■ Problem details:
Return all lines below containing the word "współpracy".

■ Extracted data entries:
— START —
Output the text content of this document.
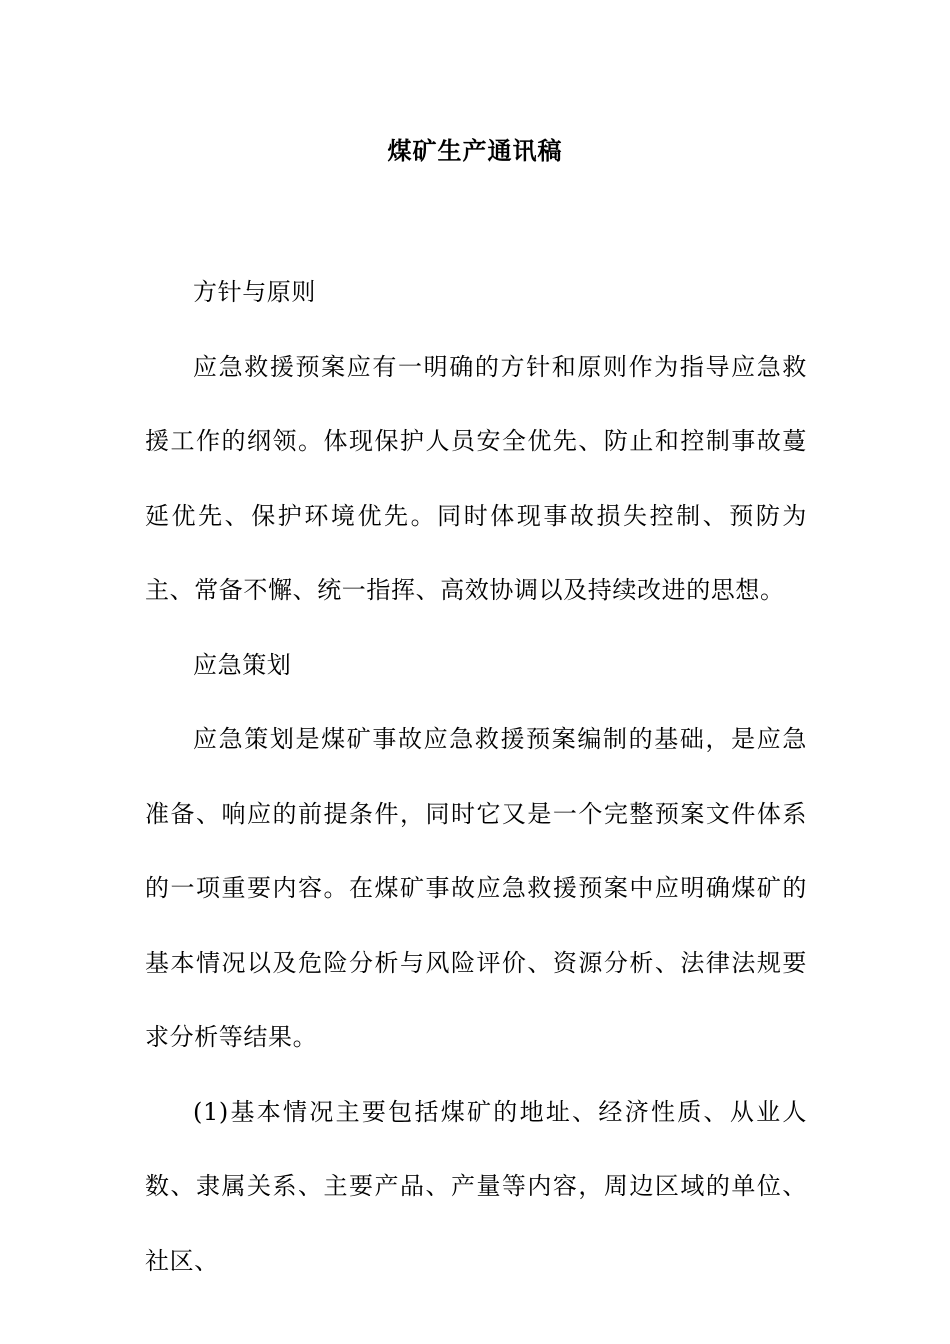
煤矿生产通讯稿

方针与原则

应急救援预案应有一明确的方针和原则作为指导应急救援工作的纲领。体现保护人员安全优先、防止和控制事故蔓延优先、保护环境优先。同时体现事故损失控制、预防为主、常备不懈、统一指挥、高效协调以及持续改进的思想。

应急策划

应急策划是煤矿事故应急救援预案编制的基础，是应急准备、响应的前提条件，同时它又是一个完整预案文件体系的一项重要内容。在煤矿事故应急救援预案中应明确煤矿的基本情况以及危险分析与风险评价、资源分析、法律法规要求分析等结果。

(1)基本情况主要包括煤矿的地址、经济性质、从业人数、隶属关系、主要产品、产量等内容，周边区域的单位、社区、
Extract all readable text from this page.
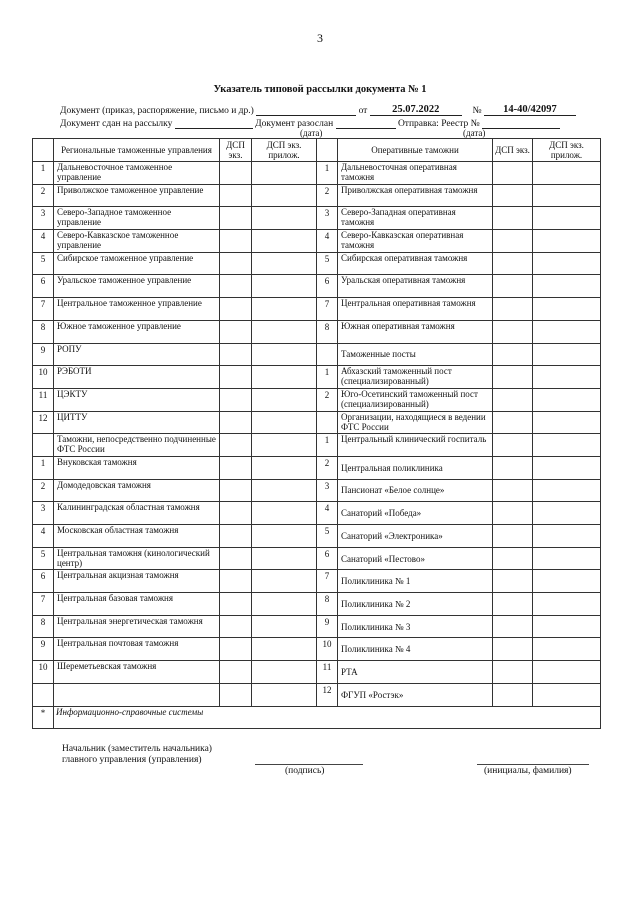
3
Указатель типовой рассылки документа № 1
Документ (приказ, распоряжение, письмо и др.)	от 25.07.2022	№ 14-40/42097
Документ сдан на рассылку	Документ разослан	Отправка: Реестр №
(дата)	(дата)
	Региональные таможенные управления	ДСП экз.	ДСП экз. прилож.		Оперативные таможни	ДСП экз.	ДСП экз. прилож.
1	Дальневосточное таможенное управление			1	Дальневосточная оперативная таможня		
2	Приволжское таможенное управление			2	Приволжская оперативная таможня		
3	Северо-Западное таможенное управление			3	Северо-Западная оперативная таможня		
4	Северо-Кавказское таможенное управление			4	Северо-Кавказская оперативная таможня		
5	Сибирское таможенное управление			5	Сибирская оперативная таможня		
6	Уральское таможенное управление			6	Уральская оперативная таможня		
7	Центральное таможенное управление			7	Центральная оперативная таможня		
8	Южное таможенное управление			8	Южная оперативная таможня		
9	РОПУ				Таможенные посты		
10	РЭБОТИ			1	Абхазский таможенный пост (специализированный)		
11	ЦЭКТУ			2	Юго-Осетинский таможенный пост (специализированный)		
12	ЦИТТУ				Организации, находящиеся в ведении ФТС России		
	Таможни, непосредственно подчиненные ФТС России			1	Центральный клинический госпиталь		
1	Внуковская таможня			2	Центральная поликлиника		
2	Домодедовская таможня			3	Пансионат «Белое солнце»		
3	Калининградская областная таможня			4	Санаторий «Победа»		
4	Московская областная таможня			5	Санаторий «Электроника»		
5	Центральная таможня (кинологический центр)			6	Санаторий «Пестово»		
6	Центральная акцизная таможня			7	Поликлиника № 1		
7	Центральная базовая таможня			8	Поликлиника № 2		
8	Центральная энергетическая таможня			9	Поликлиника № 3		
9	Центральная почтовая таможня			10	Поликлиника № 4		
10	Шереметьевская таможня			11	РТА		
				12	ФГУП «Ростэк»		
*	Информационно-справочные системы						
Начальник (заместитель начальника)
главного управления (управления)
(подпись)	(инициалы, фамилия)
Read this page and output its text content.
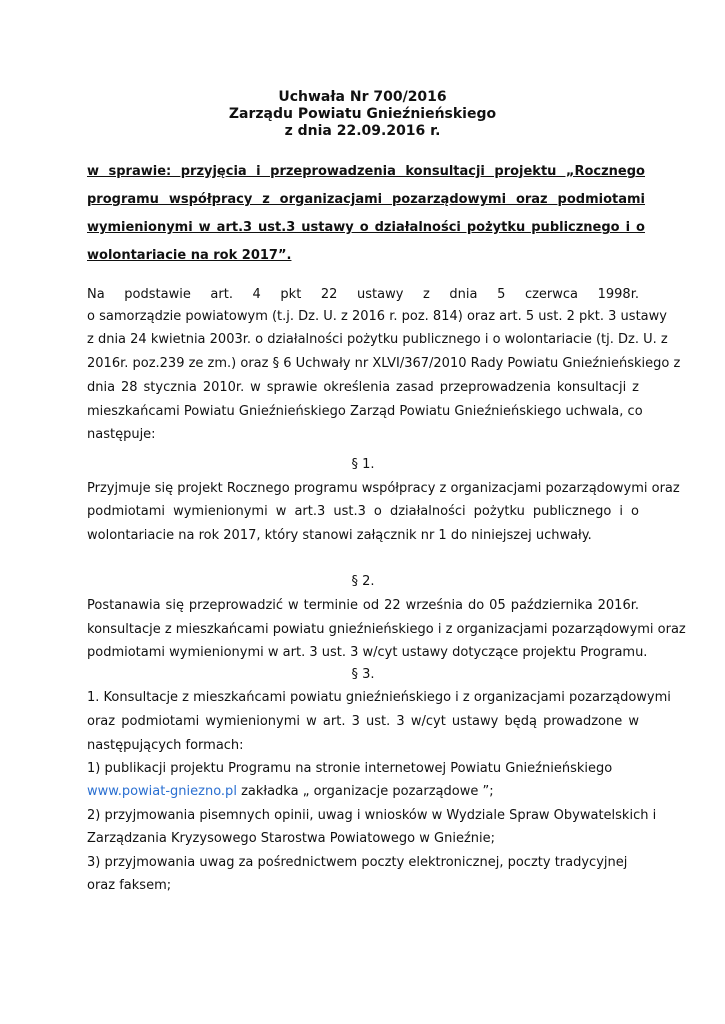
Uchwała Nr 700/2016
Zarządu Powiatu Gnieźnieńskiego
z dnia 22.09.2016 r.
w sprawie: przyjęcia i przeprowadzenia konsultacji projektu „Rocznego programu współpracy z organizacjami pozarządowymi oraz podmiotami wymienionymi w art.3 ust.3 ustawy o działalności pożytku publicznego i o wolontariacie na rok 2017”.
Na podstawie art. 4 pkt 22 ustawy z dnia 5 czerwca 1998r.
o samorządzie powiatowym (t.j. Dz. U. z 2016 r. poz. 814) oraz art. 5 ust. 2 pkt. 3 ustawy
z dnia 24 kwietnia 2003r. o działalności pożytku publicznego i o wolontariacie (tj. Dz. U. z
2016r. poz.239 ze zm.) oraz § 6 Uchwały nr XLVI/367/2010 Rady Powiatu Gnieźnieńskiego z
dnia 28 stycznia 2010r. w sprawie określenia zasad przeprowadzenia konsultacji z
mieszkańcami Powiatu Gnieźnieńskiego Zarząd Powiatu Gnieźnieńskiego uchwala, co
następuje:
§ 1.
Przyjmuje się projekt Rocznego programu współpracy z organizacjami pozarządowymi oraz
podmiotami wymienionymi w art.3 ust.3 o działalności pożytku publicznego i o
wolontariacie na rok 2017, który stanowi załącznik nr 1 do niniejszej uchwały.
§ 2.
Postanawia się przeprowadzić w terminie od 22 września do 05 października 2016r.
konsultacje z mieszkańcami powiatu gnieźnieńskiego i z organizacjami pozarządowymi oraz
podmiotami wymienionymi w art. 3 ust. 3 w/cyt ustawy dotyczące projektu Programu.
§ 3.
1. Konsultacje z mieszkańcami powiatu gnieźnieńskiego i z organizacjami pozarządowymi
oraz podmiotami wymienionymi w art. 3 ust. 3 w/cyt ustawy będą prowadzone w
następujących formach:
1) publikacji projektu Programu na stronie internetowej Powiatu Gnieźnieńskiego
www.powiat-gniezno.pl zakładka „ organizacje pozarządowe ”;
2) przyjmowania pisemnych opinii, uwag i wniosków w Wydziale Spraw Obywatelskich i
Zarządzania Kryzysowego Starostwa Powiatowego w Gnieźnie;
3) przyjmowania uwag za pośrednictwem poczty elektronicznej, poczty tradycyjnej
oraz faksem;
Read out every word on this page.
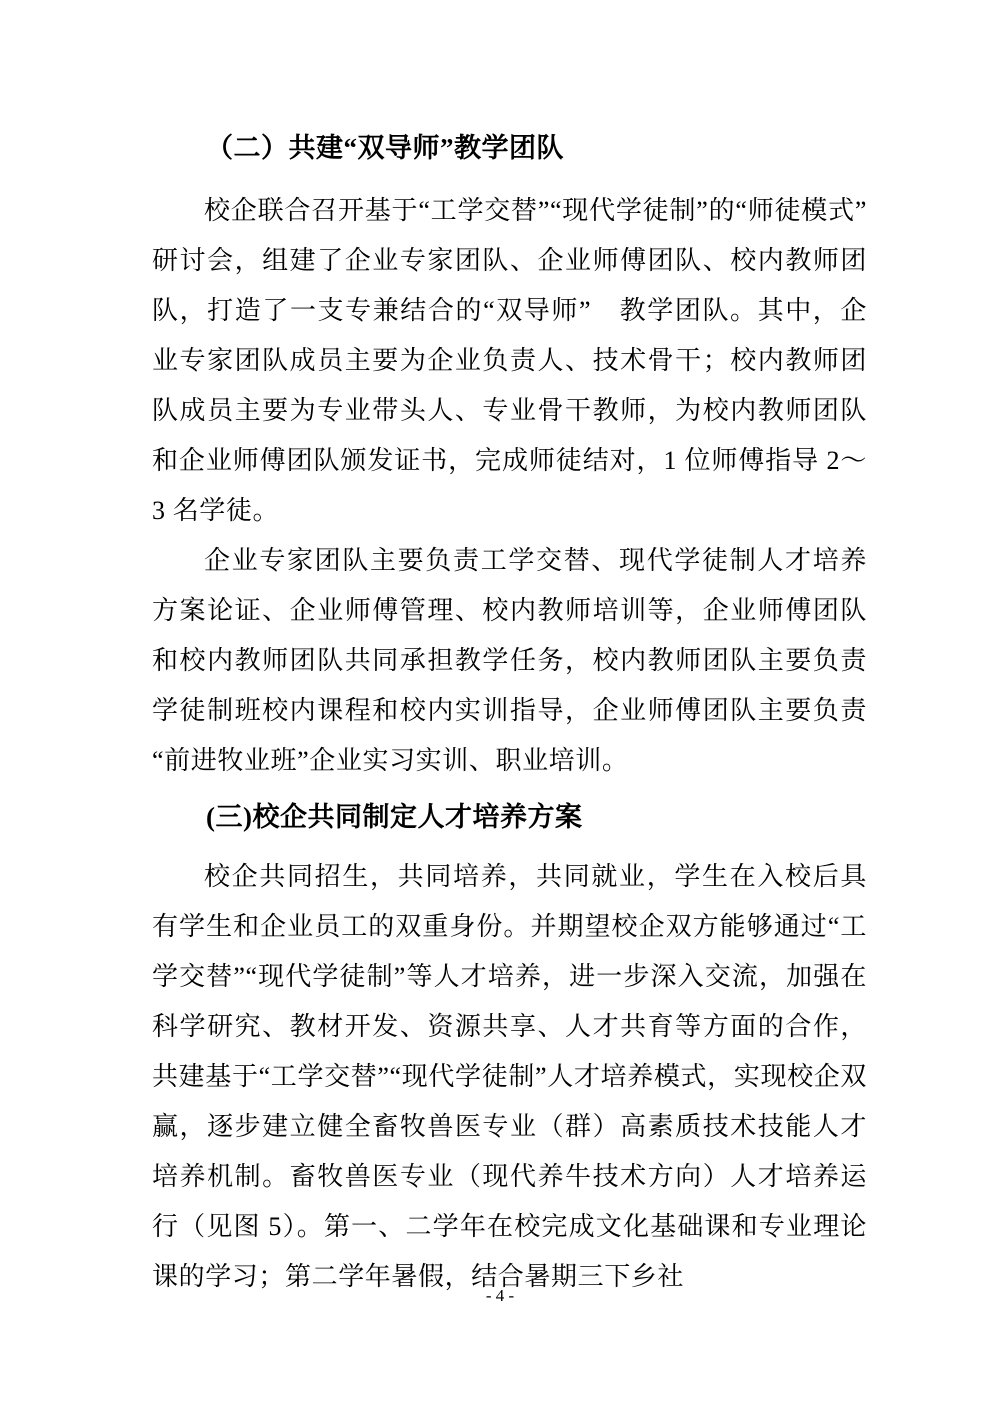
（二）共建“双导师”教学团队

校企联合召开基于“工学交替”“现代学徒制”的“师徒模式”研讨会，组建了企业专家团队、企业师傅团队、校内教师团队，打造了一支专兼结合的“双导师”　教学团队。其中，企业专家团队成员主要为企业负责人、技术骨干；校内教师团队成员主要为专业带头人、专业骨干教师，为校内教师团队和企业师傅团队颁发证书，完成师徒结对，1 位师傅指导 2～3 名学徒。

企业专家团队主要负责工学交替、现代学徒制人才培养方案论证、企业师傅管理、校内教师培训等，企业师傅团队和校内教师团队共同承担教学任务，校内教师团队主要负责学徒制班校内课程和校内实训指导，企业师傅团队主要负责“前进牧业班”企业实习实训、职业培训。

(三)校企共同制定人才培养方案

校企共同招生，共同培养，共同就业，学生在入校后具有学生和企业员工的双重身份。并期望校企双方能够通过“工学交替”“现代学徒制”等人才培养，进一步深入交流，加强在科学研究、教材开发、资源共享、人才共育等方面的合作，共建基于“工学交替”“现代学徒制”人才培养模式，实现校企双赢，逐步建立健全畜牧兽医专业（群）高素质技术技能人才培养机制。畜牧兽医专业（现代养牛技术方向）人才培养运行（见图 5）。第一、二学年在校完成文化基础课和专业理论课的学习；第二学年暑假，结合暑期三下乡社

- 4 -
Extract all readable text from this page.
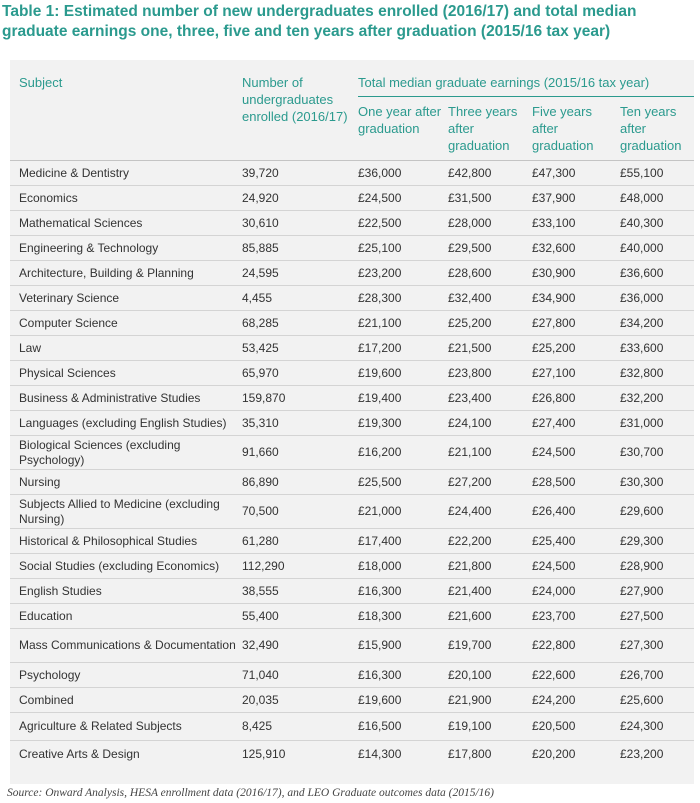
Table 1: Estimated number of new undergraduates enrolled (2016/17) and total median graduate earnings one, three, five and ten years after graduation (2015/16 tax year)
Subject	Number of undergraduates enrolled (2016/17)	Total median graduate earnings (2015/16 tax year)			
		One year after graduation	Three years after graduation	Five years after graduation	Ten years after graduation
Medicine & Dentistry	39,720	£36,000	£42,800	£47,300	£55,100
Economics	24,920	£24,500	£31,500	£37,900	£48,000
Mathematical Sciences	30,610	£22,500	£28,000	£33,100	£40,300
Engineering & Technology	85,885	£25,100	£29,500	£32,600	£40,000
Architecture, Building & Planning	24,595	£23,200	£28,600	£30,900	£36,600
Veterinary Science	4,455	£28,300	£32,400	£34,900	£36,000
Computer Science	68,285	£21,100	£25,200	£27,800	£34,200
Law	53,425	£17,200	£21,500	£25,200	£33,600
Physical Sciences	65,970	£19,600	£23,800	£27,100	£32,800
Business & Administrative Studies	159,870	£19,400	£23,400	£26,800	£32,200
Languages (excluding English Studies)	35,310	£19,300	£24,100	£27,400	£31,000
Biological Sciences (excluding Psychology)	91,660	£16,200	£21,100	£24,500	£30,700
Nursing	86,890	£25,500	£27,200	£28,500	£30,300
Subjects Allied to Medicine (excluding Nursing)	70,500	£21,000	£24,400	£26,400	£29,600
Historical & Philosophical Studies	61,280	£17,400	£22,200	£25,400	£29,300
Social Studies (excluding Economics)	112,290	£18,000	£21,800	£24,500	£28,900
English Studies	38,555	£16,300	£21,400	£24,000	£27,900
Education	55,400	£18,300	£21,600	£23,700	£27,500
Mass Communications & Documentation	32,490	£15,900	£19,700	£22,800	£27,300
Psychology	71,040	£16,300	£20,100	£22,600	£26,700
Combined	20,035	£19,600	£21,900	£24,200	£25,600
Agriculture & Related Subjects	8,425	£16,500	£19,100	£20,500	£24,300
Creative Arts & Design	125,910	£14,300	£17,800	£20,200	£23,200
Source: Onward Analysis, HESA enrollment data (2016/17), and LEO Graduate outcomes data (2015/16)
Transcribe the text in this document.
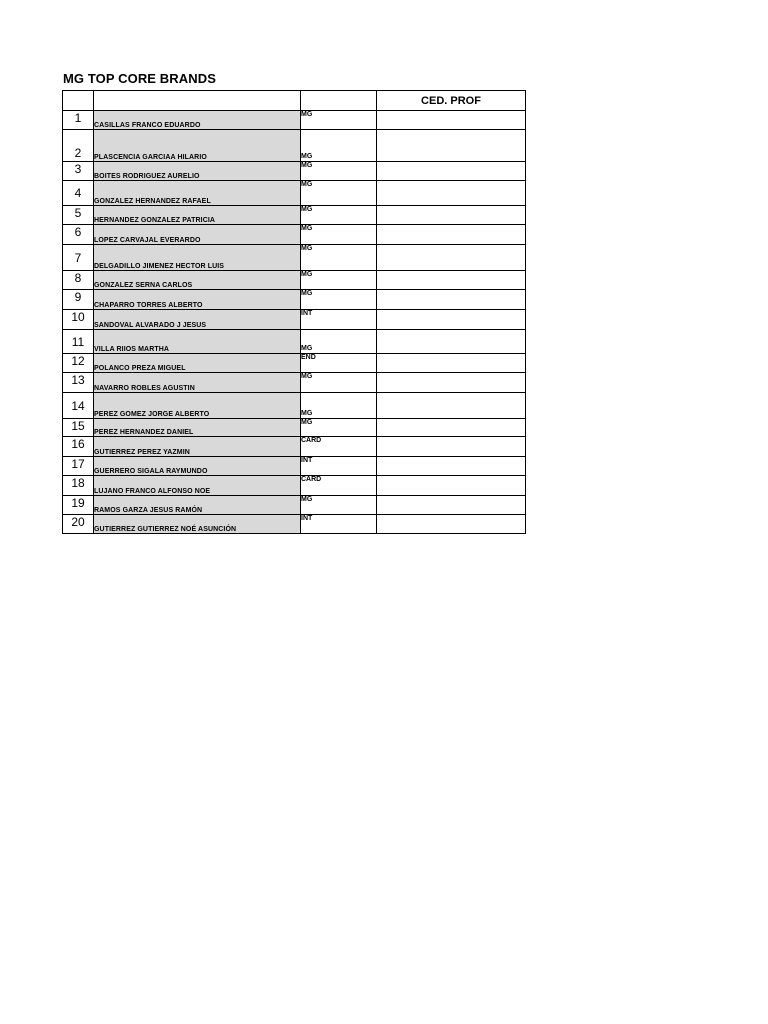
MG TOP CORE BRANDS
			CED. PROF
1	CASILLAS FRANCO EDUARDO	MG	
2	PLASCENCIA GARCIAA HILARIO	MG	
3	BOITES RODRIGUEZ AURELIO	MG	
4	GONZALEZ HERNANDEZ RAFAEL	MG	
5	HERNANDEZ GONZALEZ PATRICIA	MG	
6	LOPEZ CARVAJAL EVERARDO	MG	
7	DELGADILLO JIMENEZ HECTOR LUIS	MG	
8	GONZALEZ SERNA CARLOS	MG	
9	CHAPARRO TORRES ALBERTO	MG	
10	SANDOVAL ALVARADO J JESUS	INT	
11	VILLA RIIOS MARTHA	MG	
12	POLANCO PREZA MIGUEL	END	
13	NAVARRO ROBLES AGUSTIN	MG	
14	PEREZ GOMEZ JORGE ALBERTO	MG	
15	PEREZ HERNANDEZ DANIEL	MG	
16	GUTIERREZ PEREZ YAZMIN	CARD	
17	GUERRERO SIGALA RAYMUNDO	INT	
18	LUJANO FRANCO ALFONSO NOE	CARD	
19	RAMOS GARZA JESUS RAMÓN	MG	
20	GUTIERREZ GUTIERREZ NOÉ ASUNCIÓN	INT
— END —
■ Written answer:
w sprawie: przyjęcia i przeprowadzenia konsultacji projektu „Rocznego programu współpracy z organizacjami pozarządowymi oraz podmiotami wymienionymi w art.3 ust.3 ustawy o działalności pożytku publicznego i o wolontariacie na rok 2017”.
Przyjmuje się projekt Rocznego programu współpracy z organizacjami pozarządowymi oraz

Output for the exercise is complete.